GOAL. Identify the lines that include the word "from", then copy all of them.
======== DATASET EXTRACT ========
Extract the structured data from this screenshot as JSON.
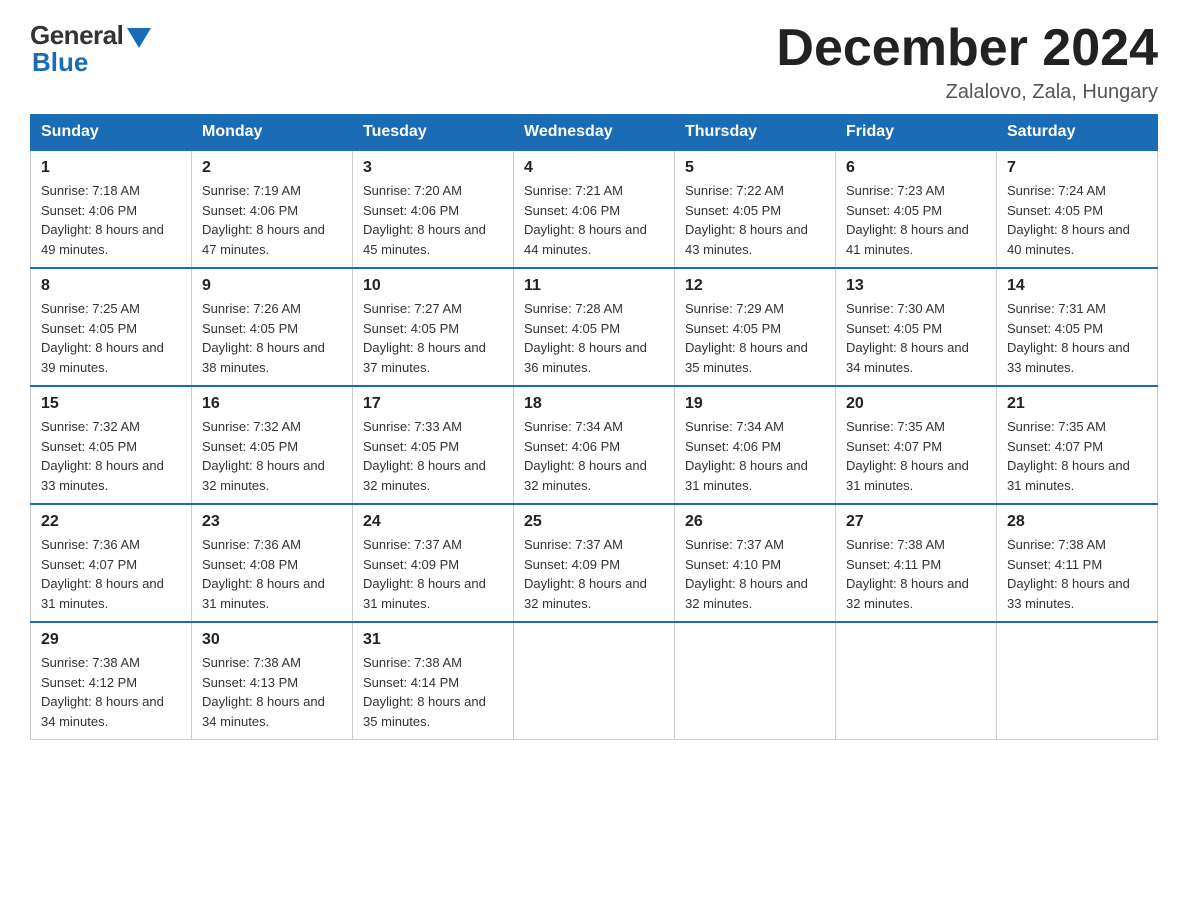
{
  "logo": {
    "general": "General",
    "blue": "Blue"
  },
  "title": "December 2024",
  "location": "Zalalovo, Zala, Hungary",
  "days_header": [
    "Sunday",
    "Monday",
    "Tuesday",
    "Wednesday",
    "Thursday",
    "Friday",
    "Saturday"
  ],
  "weeks": [
    [
      {
        "day": "1",
        "sunrise": "7:18 AM",
        "sunset": "4:06 PM",
        "daylight": "8 hours and 49 minutes."
      },
      {
        "day": "2",
        "sunrise": "7:19 AM",
        "sunset": "4:06 PM",
        "daylight": "8 hours and 47 minutes."
      },
      {
        "day": "3",
        "sunrise": "7:20 AM",
        "sunset": "4:06 PM",
        "daylight": "8 hours and 45 minutes."
      },
      {
        "day": "4",
        "sunrise": "7:21 AM",
        "sunset": "4:06 PM",
        "daylight": "8 hours and 44 minutes."
      },
      {
        "day": "5",
        "sunrise": "7:22 AM",
        "sunset": "4:05 PM",
        "daylight": "8 hours and 43 minutes."
      },
      {
        "day": "6",
        "sunrise": "7:23 AM",
        "sunset": "4:05 PM",
        "daylight": "8 hours and 41 minutes."
      },
      {
        "day": "7",
        "sunrise": "7:24 AM",
        "sunset": "4:05 PM",
        "daylight": "8 hours and 40 minutes."
      }
    ],
    [
      {
        "day": "8",
        "sunrise": "7:25 AM",
        "sunset": "4:05 PM",
        "daylight": "8 hours and 39 minutes."
      },
      {
        "day": "9",
        "sunrise": "7:26 AM",
        "sunset": "4:05 PM",
        "daylight": "8 hours and 38 minutes."
      },
      {
        "day": "10",
        "sunrise": "7:27 AM",
        "sunset": "4:05 PM",
        "daylight": "8 hours and 37 minutes."
      },
      {
        "day": "11",
        "sunrise": "7:28 AM",
        "sunset": "4:05 PM",
        "daylight": "8 hours and 36 minutes."
      },
      {
        "day": "12",
        "sunrise": "7:29 AM",
        "sunset": "4:05 PM",
        "daylight": "8 hours and 35 minutes."
      },
      {
        "day": "13",
        "sunrise": "7:30 AM",
        "sunset": "4:05 PM",
        "daylight": "8 hours and 34 minutes."
      },
      {
        "day": "14",
        "sunrise": "7:31 AM",
        "sunset": "4:05 PM",
        "daylight": "8 hours and 33 minutes."
      }
    ],
    [
      {
        "day": "15",
        "sunrise": "7:32 AM",
        "sunset": "4:05 PM",
        "daylight": "8 hours and 33 minutes."
      },
      {
        "day": "16",
        "sunrise": "7:32 AM",
        "sunset": "4:05 PM",
        "daylight": "8 hours and 32 minutes."
      },
      {
        "day": "17",
        "sunrise": "7:33 AM",
        "sunset": "4:05 PM",
        "daylight": "8 hours and 32 minutes."
      },
      {
        "day": "18",
        "sunrise": "7:34 AM",
        "sunset": "4:06 PM",
        "daylight": "8 hours and 32 minutes."
      },
      {
        "day": "19",
        "sunrise": "7:34 AM",
        "sunset": "4:06 PM",
        "daylight": "8 hours and 31 minutes."
      },
      {
        "day": "20",
        "sunrise": "7:35 AM",
        "sunset": "4:07 PM",
        "daylight": "8 hours and 31 minutes."
      },
      {
        "day": "21",
        "sunrise": "7:35 AM",
        "sunset": "4:07 PM",
        "daylight": "8 hours and 31 minutes."
      }
    ],
    [
      {
        "day": "22",
        "sunrise": "7:36 AM",
        "sunset": "4:07 PM",
        "daylight": "8 hours and 31 minutes."
      },
      {
        "day": "23",
        "sunrise": "7:36 AM",
        "sunset": "4:08 PM",
        "daylight": "8 hours and 31 minutes."
      },
      {
        "day": "24",
        "sunrise": "7:37 AM",
        "sunset": "4:09 PM",
        "daylight": "8 hours and 31 minutes."
      },
      {
        "day": "25",
        "sunrise": "7:37 AM",
        "sunset": "4:09 PM",
        "daylight": "8 hours and 32 minutes."
      },
      {
        "day": "26",
        "sunrise": "7:37 AM",
        "sunset": "4:10 PM",
        "daylight": "8 hours and 32 minutes."
      },
      {
        "day": "27",
        "sunrise": "7:38 AM",
        "sunset": "4:11 PM",
        "daylight": "8 hours and 32 minutes."
      },
      {
        "day": "28",
        "sunrise": "7:38 AM",
        "sunset": "4:11 PM",
        "daylight": "8 hours and 33 minutes."
      }
    ],
    [
      {
        "day": "29",
        "sunrise": "7:38 AM",
        "sunset": "4:12 PM",
        "daylight": "8 hours and 34 minutes."
      },
      {
        "day": "30",
        "sunrise": "7:38 AM",
        "sunset": "4:13 PM",
        "daylight": "8 hours and 34 minutes."
      },
      {
        "day": "31",
        "sunrise": "7:38 AM",
        "sunset": "4:14 PM",
        "daylight": "8 hours and 35 minutes."
      },
      null,
      null,
      null,
      null
    ]
  ]
}
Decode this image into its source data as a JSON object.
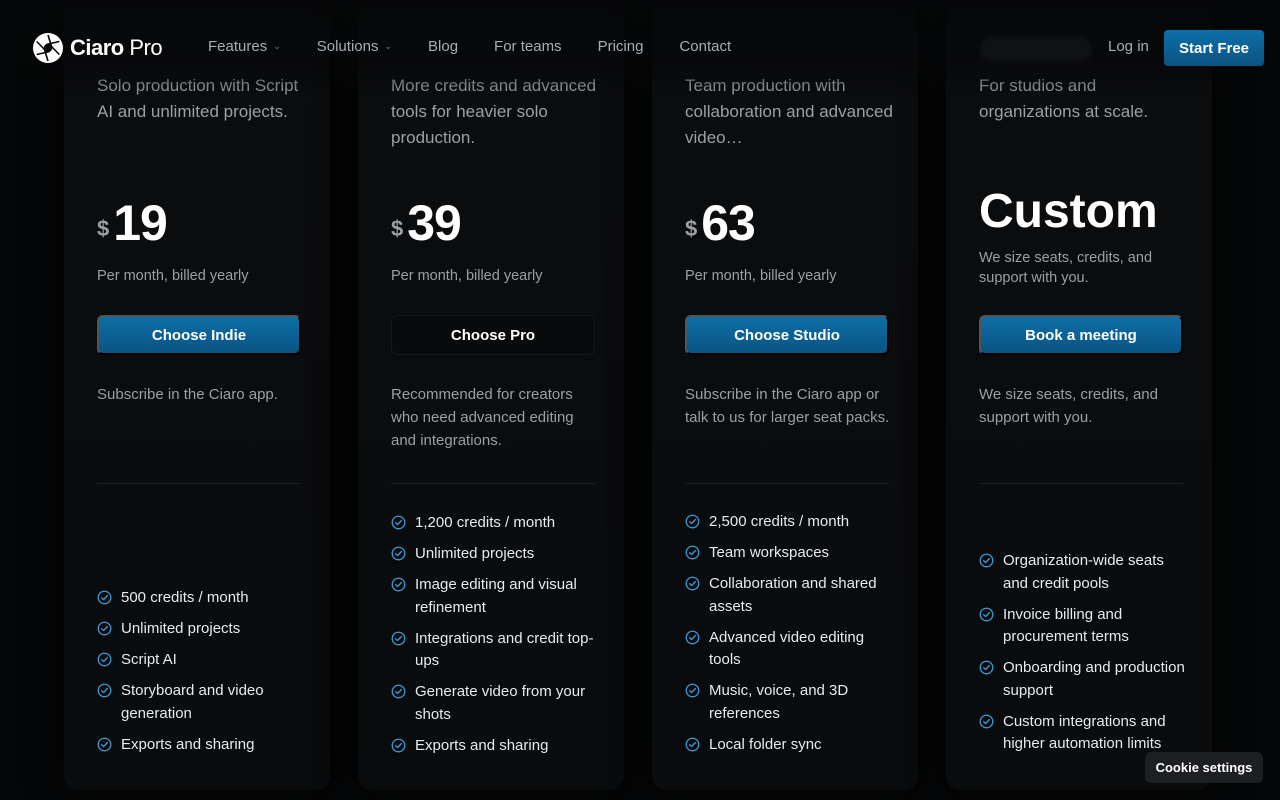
{
  "header": {
    "logo_brand": "Ciaro",
    "logo_suffix": "Pro",
    "nav": [
      {
        "label": "Features",
        "dropdown": true
      },
      {
        "label": "Solutions",
        "dropdown": true
      },
      {
        "label": "Blog",
        "dropdown": false
      },
      {
        "label": "For teams",
        "dropdown": false
      },
      {
        "label": "Pricing",
        "dropdown": false
      },
      {
        "label": "Contact",
        "dropdown": false
      }
    ],
    "login_label": "Log in",
    "start_label": "Start Free"
  },
  "plans": [
    {
      "description": "Solo production with Script AI and unlimited projects.",
      "currency": "$",
      "price": "19",
      "billing": "Per month, billed yearly",
      "cta": "Choose Indie",
      "note": "Subscribe in the Ciaro app.",
      "features": [
        "500 credits / month",
        "Unlimited projects",
        "Script AI",
        "Storyboard and video generation",
        "Exports and sharing"
      ]
    },
    {
      "description": "More credits and advanced tools for heavier solo production.",
      "currency": "$",
      "price": "39",
      "billing": "Per month, billed yearly",
      "cta": "Choose Pro",
      "note": "Recommended for creators who need advanced editing and integrations.",
      "features": [
        "1,200 credits / month",
        "Unlimited projects",
        "Image editing and visual refinement",
        "Integrations and credit top-ups",
        "Generate video from your shots",
        "Exports and sharing"
      ]
    },
    {
      "description": "Team production with collaboration and advanced video…",
      "currency": "$",
      "price": "63",
      "billing": "Per month, billed yearly",
      "cta": "Choose Studio",
      "note": "Subscribe in the Ciaro app or talk to us for larger seat packs.",
      "features": [
        "2,500 credits / month",
        "Team workspaces",
        "Collaboration and shared assets",
        "Advanced video editing tools",
        "Music, voice, and 3D references",
        "Local folder sync"
      ]
    },
    {
      "description": "For studios and organizations at scale.",
      "price_label": "Custom",
      "billing": "We size seats, credits, and support with you.",
      "cta": "Book a meeting",
      "note": "We size seats, credits, and support with you.",
      "features": [
        "Organization-wide seats and credit pools",
        "Invoice billing and procurement terms",
        "Onboarding and production support",
        "Custom integrations and higher automation limits"
      ]
    }
  ],
  "cookie_label": "Cookie settings",
  "colors": {
    "accent": "#0e6ea7",
    "check": "#3d9ad6",
    "background": "#050607"
  }
}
========
EXERCISE OUTPUT.
Extract the structured data from this screenshot as JSON.
        "Generate video from your shots",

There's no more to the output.